SET PROBLEM => From the entries that follow, gather each line holding the word "title".

** begin RECORDS SHOWN **

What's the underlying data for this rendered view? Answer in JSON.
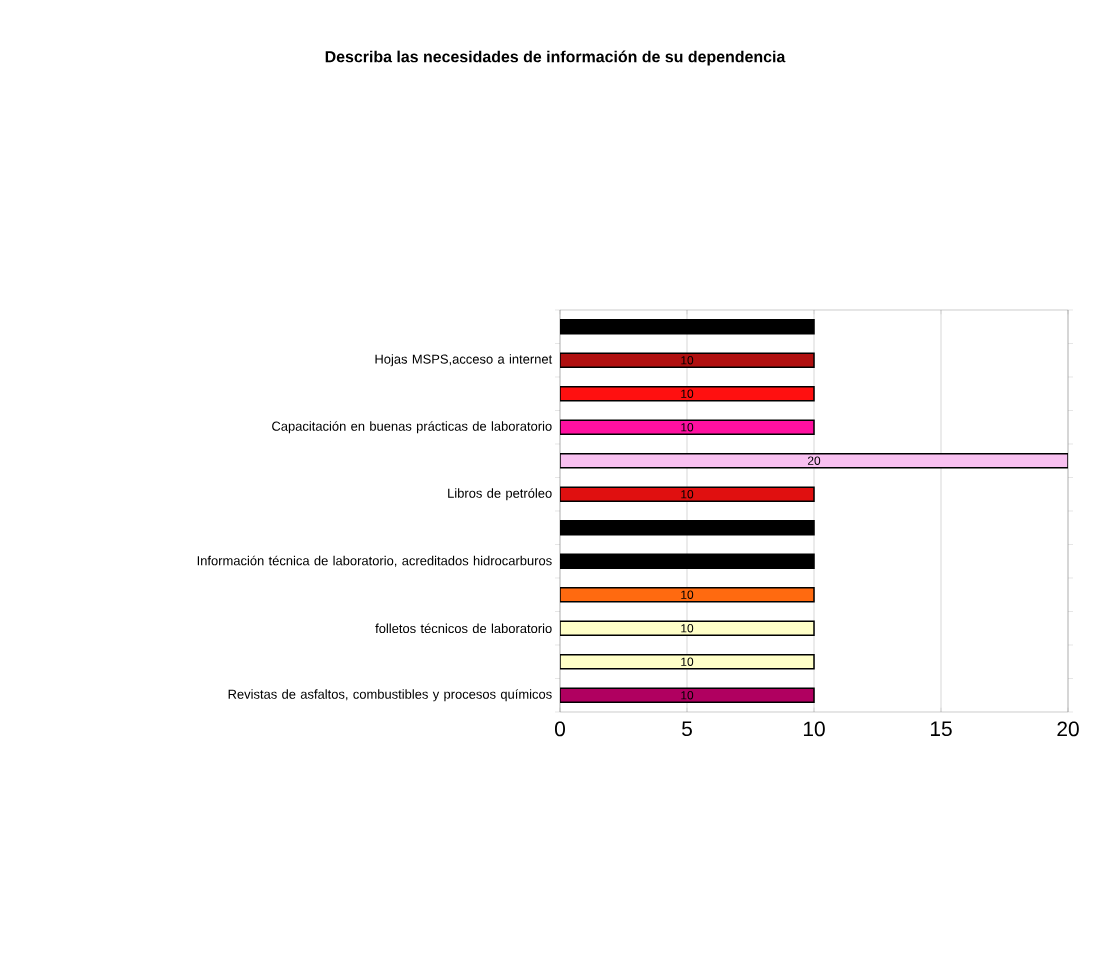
{
  "chart_data": {
    "type": "bar",
    "orientation": "horizontal",
    "title": "Describa  las necesidades de información de su dependencia",
    "categories": [
      null,
      "Hojas MSPS,acceso  a internet",
      null,
      "Capacitación en buenas prácticas  de laboratorio",
      null,
      "Libros de petróleo",
      null,
      "Información técnica de laboratorio, acreditados hidrocarburos",
      null,
      "folletos técnicos de laboratorio",
      null,
      "Revistas de asfaltos, combustibles y procesos químicos"
    ],
    "values": [
      10,
      10,
      10,
      10,
      20,
      10,
      10,
      10,
      10,
      10,
      10,
      10
    ],
    "colors": [
      "#000000",
      "#b01010",
      "#ff1010",
      "#ff10a0",
      "#f8c0f0",
      "#e01010",
      "#000000",
      "#000000",
      "#ff6a10",
      "#ffffc8",
      "#ffffc8",
      "#b00060"
    ],
    "value_labels": [
      null,
      "10",
      "10",
      "10",
      "20",
      "10",
      null,
      null,
      "10",
      "10",
      "10",
      "10"
    ],
    "xlim": [
      0,
      20
    ],
    "xticks": [
      0,
      5,
      10,
      15,
      20
    ],
    "grid": "x"
  }
}
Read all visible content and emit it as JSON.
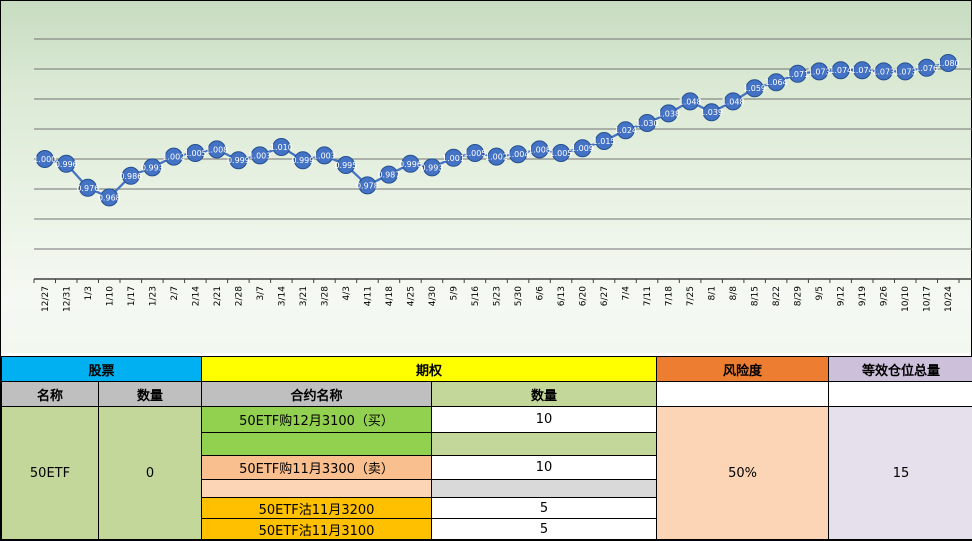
{
  "chart_data": {
    "type": "line",
    "title": "",
    "xlabel": "",
    "ylabel": "",
    "legend": "none",
    "grid": true,
    "ylim": [
      0.9,
      1.125
    ],
    "grid_step": 0.025,
    "grid_max": 1.1,
    "x": [
      "12/27",
      "12/31",
      "1/3",
      "1/10",
      "1/17",
      "1/23",
      "2/7",
      "2/14",
      "2/21",
      "2/28",
      "3/7",
      "3/14",
      "3/21",
      "3/28",
      "4/3",
      "4/11",
      "4/18",
      "4/25",
      "4/30",
      "5/9",
      "5/16",
      "5/23",
      "5/30",
      "6/6",
      "6/13",
      "6/20",
      "6/27",
      "7/4",
      "7/11",
      "7/18",
      "7/25",
      "8/1",
      "8/8",
      "8/15",
      "8/22",
      "8/29",
      "9/5",
      "9/12",
      "9/19",
      "9/26",
      "10/10",
      "10/17",
      "10/24"
    ],
    "values": [
      1.0,
      0.996,
      0.976,
      0.968,
      0.986,
      0.993,
      1.002,
      1.005,
      1.008,
      0.999,
      1.003,
      1.01,
      0.999,
      1.003,
      0.995,
      0.978,
      0.987,
      0.996,
      0.993,
      1.001,
      1.005,
      1.002,
      1.004,
      1.008,
      1.005,
      1.009,
      1.015,
      1.024,
      1.03,
      1.038,
      1.048,
      1.039,
      1.048,
      1.059,
      1.064,
      1.071,
      1.073,
      1.074,
      1.074,
      1.073,
      1.073,
      1.076,
      1.08
    ],
    "marker_color": "#4472C4",
    "marker_border": "#24508F",
    "line_color": "#4472C4",
    "label_color": "#FFFFFF",
    "grid_color": "#737373",
    "axis_color": "#404040",
    "background": "green-gradient"
  },
  "table": {
    "headers": {
      "stock": "股票",
      "option": "期权",
      "risk": "风险度",
      "equiv": "等效仓位总量"
    },
    "subheaders": {
      "name": "名称",
      "qty": "数量",
      "contract": "合约名称",
      "qty2": "数量"
    },
    "stock_name": "50ETF",
    "stock_qty": "0",
    "contracts": [
      {
        "name": "50ETF购12月3100（买）",
        "qty": "10",
        "color": "#92D050"
      },
      {
        "name": "",
        "qty": "",
        "color": "#92D050"
      },
      {
        "name": "50ETF购11月3300（卖）",
        "qty": "10",
        "color": "#FABF8F"
      },
      {
        "name": "",
        "qty": "",
        "color": "#FBD5B5"
      },
      {
        "name": "50ETF沽11月3200",
        "qty": "5",
        "color": "#FFC000"
      },
      {
        "name": "50ETF沽11月3100",
        "qty": "5",
        "color": "#FFC000"
      }
    ],
    "risk_value": "50%",
    "equiv_value": "15"
  },
  "colors": {
    "stock_header": "#00B0F0",
    "option_header": "#FFFF00",
    "risk_header": "#ED7D31",
    "equiv_header": "#CCC0DA",
    "subheader_gray": "#BFBFBF",
    "stock_cells_green": "#C4D79B",
    "risk_cell_peach": "#FBD5B5",
    "equiv_cell": "#E5E0EC"
  }
}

** end RECORDS SHOWN **

FINAL RESULT =>
    "title": "Describa  las necesidades de información de su dependencia",
    "title": "",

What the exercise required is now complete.